##### DATA ROWS
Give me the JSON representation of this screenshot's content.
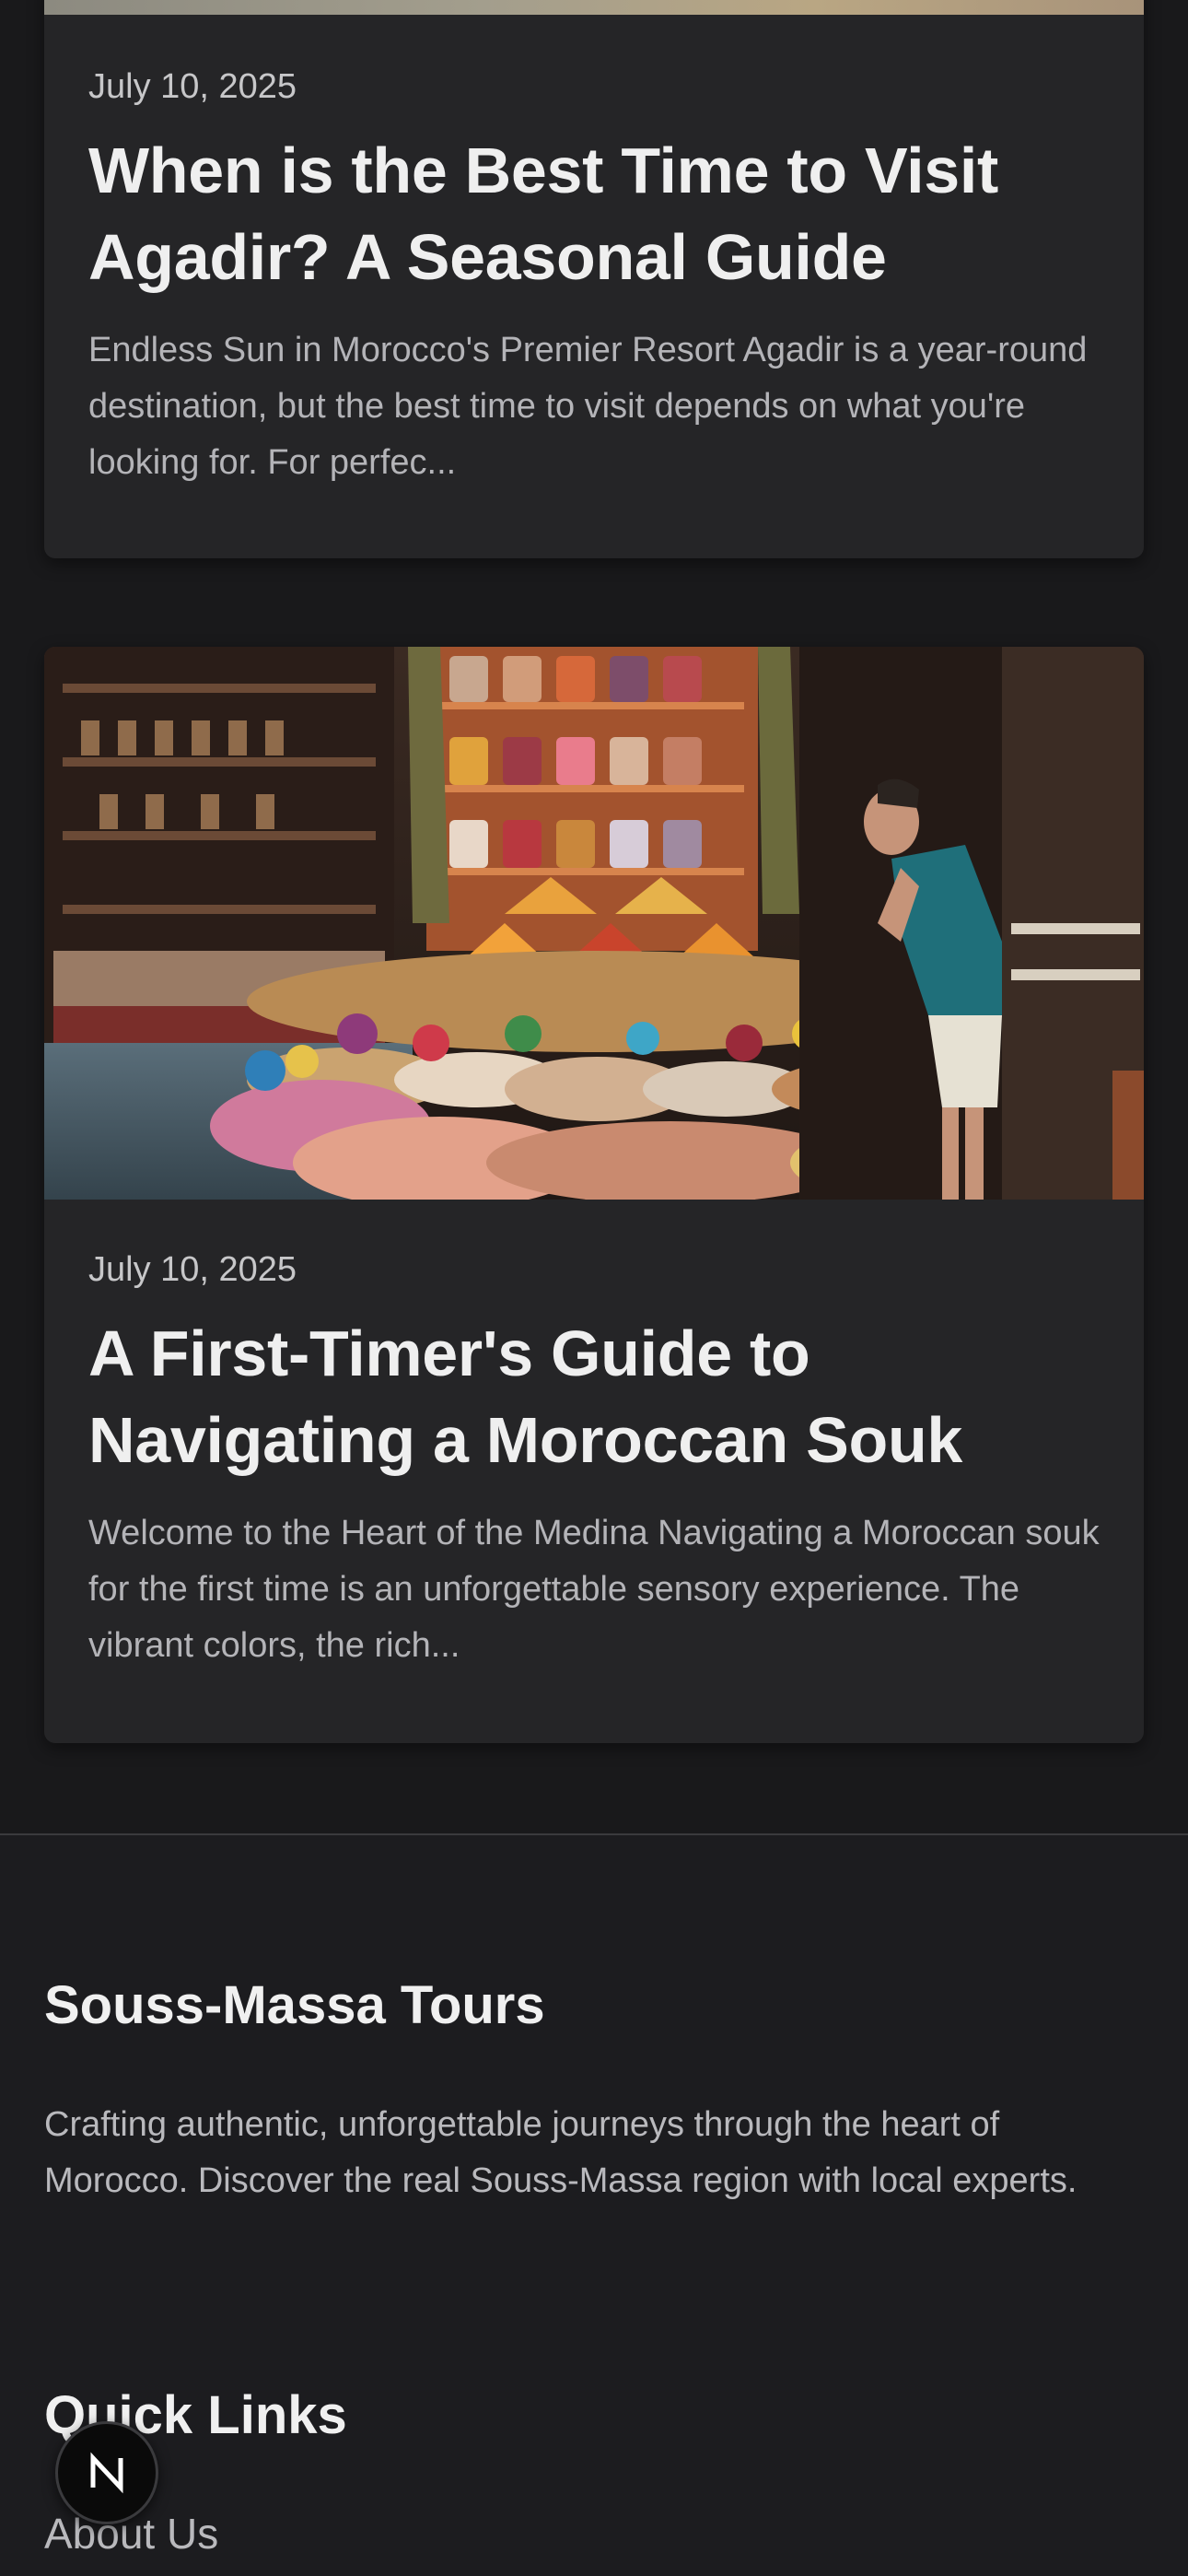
{
  "posts": [
    {
      "date": "July 10, 2025",
      "title": "When is the Best Time to Visit Agadir? A Seasonal Guide",
      "excerpt": "Endless Sun in Morocco's Premier Resort Agadir is a year-round destination, but the best time to visit depends on what you're looking for. For perfec..."
    },
    {
      "date": "July 10, 2025",
      "title": "A First-Timer's Guide to Navigating a Moroccan Souk",
      "excerpt": "Welcome to the Heart of the Medina Navigating a Moroccan souk for the first time is an unforgettable sensory experience. The vibrant colors, the rich..."
    }
  ],
  "footer": {
    "brand": "Souss-Massa Tours",
    "tagline": "Crafting authentic, unforgettable journeys through the heart of Morocco. Discover the real Souss-Massa region with local experts.",
    "quick_links_title": "Quick Links",
    "links": [
      "About Us"
    ]
  },
  "next_badge": {
    "icon": "nextjs-n-icon",
    "letter": "N"
  },
  "colors": {
    "page_bg": "#19191b",
    "card_bg": "#252527",
    "title_text": "#efefef",
    "body_text": "#b4b4b8"
  }
}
##########
Using the listing, collect all lines in which the string "Guide" is found.

      "title": "When is the Best Time to Visit Agadir? A Seasonal Guide",
      "title": "A First-Timer's Guide to Navigating a Moroccan Souk",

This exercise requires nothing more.